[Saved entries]
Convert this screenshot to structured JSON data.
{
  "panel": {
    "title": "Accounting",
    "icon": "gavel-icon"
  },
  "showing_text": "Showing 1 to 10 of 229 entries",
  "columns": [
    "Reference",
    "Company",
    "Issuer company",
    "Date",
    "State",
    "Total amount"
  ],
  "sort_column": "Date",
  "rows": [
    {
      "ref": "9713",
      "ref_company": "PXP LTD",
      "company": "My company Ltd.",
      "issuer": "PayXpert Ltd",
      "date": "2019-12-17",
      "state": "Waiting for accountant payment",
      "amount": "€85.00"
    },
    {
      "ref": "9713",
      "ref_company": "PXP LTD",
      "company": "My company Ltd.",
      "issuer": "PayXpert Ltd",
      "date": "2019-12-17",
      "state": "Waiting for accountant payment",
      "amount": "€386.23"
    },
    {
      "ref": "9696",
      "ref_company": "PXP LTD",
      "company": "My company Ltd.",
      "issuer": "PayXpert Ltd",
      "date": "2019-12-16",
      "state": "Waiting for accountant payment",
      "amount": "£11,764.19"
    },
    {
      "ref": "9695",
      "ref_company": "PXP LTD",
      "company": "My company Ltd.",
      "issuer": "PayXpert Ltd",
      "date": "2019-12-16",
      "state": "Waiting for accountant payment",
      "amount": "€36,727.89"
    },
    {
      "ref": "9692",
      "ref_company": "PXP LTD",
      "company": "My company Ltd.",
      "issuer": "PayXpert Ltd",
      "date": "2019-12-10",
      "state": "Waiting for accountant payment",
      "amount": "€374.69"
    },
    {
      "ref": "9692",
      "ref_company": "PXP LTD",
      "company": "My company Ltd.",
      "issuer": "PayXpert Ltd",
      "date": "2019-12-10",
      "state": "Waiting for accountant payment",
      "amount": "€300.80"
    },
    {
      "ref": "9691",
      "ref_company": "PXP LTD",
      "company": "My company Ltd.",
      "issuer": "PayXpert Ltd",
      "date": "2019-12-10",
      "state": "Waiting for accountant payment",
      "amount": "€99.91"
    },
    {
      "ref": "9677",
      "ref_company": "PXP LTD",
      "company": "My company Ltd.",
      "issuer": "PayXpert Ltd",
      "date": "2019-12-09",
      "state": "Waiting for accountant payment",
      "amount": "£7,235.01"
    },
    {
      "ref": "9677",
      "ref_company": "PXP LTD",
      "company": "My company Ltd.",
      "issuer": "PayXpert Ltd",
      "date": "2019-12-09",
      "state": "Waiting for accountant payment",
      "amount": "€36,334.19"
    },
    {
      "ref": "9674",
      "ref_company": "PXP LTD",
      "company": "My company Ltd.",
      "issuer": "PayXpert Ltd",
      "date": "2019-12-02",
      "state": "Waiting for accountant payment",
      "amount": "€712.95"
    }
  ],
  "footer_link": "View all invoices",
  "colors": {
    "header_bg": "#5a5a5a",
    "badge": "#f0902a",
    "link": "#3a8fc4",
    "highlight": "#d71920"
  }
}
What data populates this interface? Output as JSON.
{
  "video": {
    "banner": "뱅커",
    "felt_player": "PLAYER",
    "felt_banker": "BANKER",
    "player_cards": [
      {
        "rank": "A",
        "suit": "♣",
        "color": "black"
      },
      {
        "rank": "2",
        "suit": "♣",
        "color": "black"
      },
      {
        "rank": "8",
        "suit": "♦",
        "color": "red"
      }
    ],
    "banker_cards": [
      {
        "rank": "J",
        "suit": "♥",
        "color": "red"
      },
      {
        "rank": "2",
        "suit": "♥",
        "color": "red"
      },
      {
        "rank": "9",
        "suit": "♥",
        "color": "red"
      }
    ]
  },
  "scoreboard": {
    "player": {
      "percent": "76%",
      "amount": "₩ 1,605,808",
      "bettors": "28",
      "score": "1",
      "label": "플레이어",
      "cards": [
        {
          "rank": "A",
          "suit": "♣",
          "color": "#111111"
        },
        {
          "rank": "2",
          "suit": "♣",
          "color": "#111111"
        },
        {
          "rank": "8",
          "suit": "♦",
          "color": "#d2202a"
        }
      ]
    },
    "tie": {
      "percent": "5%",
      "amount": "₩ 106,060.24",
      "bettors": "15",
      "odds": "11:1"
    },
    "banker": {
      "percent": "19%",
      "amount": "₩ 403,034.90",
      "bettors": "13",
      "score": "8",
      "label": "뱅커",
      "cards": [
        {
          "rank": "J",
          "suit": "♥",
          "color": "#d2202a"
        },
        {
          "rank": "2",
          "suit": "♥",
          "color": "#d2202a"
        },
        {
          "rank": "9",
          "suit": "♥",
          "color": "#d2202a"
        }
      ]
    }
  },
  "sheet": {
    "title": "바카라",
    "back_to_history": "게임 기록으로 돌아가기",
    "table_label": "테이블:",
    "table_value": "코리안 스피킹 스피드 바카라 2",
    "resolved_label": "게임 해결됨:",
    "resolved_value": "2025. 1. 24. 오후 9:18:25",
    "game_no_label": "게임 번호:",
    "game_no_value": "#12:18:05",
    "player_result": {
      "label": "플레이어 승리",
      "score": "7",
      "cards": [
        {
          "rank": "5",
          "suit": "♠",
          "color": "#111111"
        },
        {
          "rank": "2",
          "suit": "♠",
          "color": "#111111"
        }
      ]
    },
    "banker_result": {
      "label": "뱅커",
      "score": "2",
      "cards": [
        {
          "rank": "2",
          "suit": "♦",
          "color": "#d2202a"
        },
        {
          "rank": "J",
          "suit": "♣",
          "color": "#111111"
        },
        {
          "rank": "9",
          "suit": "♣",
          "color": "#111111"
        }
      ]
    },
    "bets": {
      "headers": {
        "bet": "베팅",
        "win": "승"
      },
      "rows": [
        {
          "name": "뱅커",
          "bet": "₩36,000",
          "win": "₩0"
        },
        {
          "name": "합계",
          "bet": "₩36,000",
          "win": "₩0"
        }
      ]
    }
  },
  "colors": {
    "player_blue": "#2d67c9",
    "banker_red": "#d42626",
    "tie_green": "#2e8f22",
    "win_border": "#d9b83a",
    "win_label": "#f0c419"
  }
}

### Required work:
Make an exact copy of every entry.

### Response to the task:
Convert this screenshot to structured JSON data.
{
  "panel": {
    "title": "Accounting",
    "icon": "gavel-icon"
  },
  "showing_text": "Showing 1 to 10 of 229 entries",
  "columns": [
    "Reference",
    "Company",
    "Issuer company",
    "Date",
    "State",
    "Total amount"
  ],
  "sort_column": "Date",
  "rows": [
    {
      "ref": "9713",
      "ref_company": "PXP LTD",
      "company": "My company Ltd.",
      "issuer": "PayXpert Ltd",
      "date": "2019-12-17",
      "state": "Waiting for accountant payment",
      "amount": "€85.00"
    },
    {
      "ref": "9713",
      "ref_company": "PXP LTD",
      "company": "My company Ltd.",
      "issuer": "PayXpert Ltd",
      "date": "2019-12-17",
      "state": "Waiting for accountant payment",
      "amount": "€386.23"
    },
    {
      "ref": "9696",
      "ref_company": "PXP LTD",
      "company": "My company Ltd.",
      "issuer": "PayXpert Ltd",
      "date": "2019-12-16",
      "state": "Waiting for accountant payment",
      "amount": "£11,764.19"
    },
    {
      "ref": "9695",
      "ref_company": "PXP LTD",
      "company": "My company Ltd.",
      "issuer": "PayXpert Ltd",
      "date": "2019-12-16",
      "state": "Waiting for accountant payment",
      "amount": "€36,727.89"
    },
    {
      "ref": "9692",
      "ref_company": "PXP LTD",
      "company": "My company Ltd.",
      "issuer": "PayXpert Ltd",
      "date": "2019-12-10",
      "state": "Waiting for accountant payment",
      "amount": "€374.69"
    },
    {
      "ref": "9692",
      "ref_company": "PXP LTD",
      "company": "My company Ltd.",
      "issuer": "PayXpert Ltd",
      "date": "2019-12-10",
      "state": "Waiting for accountant payment",
      "amount": "€300.80"
    },
    {
      "ref": "9691",
      "ref_company": "PXP LTD",
      "company": "My company Ltd.",
      "issuer": "PayXpert Ltd",
      "date": "2019-12-10",
      "state": "Waiting for accountant payment",
      "amount": "€99.91"
    },
    {
      "ref": "9677",
      "ref_company": "PXP LTD",
      "company": "My company Ltd.",
      "issuer": "PayXpert Ltd",
      "date": "2019-12-09",
      "state": "Waiting for accountant payment",
      "amount": "£7,235.01"
    },
    {
      "ref": "9677",
      "ref_company": "PXP LTD",
      "company": "My company Ltd.",
      "issuer": "PayXpert Ltd",
      "date": "2019-12-09",
      "state": "Waiting for accountant payment",
      "amount": "€36,334.19"
    },
    {
      "ref": "9674",
      "ref_company": "PXP LTD",
      "company": "My company Ltd.",
      "issuer": "PayXpert Ltd",
      "date": "2019-12-02",
      "state": "Waiting for accountant payment",
      "amount": "€712.95"
    }
  ],
  "footer_link": "View all invoices",
  "colors": {
    "header_bg": "#5a5a5a",
    "badge": "#f0902a",
    "link": "#3a8fc4",
    "highlight": "#d71920"
  }
}
What data populates this interface? Output as JSON.
{
  "video": {
    "banner": "뱅커",
    "felt_player": "PLAYER",
    "felt_banker": "BANKER",
    "player_cards": [
      {
        "rank": "A",
        "suit": "♣",
        "color": "black"
      },
      {
        "rank": "2",
        "suit": "♣",
        "color": "black"
      },
      {
        "rank": "8",
        "suit": "♦",
        "color": "red"
      }
    ],
    "banker_cards": [
      {
        "rank": "J",
        "suit": "♥",
        "color": "red"
      },
      {
        "rank": "2",
        "suit": "♥",
        "color": "red"
      },
      {
        "rank": "9",
        "suit": "♥",
        "color": "red"
      }
    ]
  },
  "scoreboard": {
    "player": {
      "percent": "76%",
      "amount": "₩ 1,605,808",
      "bettors": "28",
      "score": "1",
      "label": "플레이어",
      "cards": [
        {
          "rank": "A",
          "suit": "♣",
          "color": "#111111"
        },
        {
          "rank": "2",
          "suit": "♣",
          "color": "#111111"
        },
        {
          "rank": "8",
          "suit": "♦",
          "color": "#d2202a"
        }
      ]
    },
    "tie": {
      "percent": "5%",
      "amount": "₩ 106,060.24",
      "bettors": "15",
      "odds": "11:1"
    },
    "banker": {
      "percent": "19%",
      "amount": "₩ 403,034.90",
      "bettors": "13",
      "score": "8",
      "label": "뱅커",
      "cards": [
        {
          "rank": "J",
          "suit": "♥",
          "color": "#d2202a"
        },
        {
          "rank": "2",
          "suit": "♥",
          "color": "#d2202a"
        },
        {
          "rank": "9",
          "suit": "♥",
          "color": "#d2202a"
        }
      ]
    }
  },
  "sheet": {
    "title": "바카라",
    "back_to_history": "게임 기록으로 돌아가기",
    "table_label": "테이블:",
    "table_value": "코리안 스피킹 스피드 바카라 2",
    "resolved_label": "게임 해결됨:",
    "resolved_value": "2025. 1. 24. 오후 9:18:25",
    "game_no_label": "게임 번호:",
    "game_no_value": "#12:18:05",
    "player_result": {
      "label": "플레이어 승리",
      "score": "7",
      "cards": [
        {
          "rank": "5",
          "suit": "♠",
          "color": "#111111"
        },
        {
          "rank": "2",
          "suit": "♠",
          "color": "#111111"
        }
      ]
    },
    "banker_result": {
      "label": "뱅커",
      "score": "2",
      "cards": [
        {
          "rank": "2",
          "suit": "♦",
          "color": "#d2202a"
        },
        {
          "rank": "J",
          "suit": "♣",
          "color": "#111111"
        },
        {
          "rank": "9",
          "suit": "♣",
          "color": "#111111"
        }
      ]
    },
    "bets": {
      "headers": {
        "bet": "베팅",
        "win": "승"
      },
      "rows": [
        {
          "name": "뱅커",
          "bet": "₩36,000",
          "win": "₩0"
        },
        {
          "name": "합계",
          "bet": "₩36,000",
          "win": "₩0"
        }
      ]
    }
  },
  "colors": {
    "player_blue": "#2d67c9",
    "banker_red": "#d42626",
    "tie_green": "#2e8f22",
    "win_border": "#d9b83a",
    "win_label": "#f0c419"
  }
}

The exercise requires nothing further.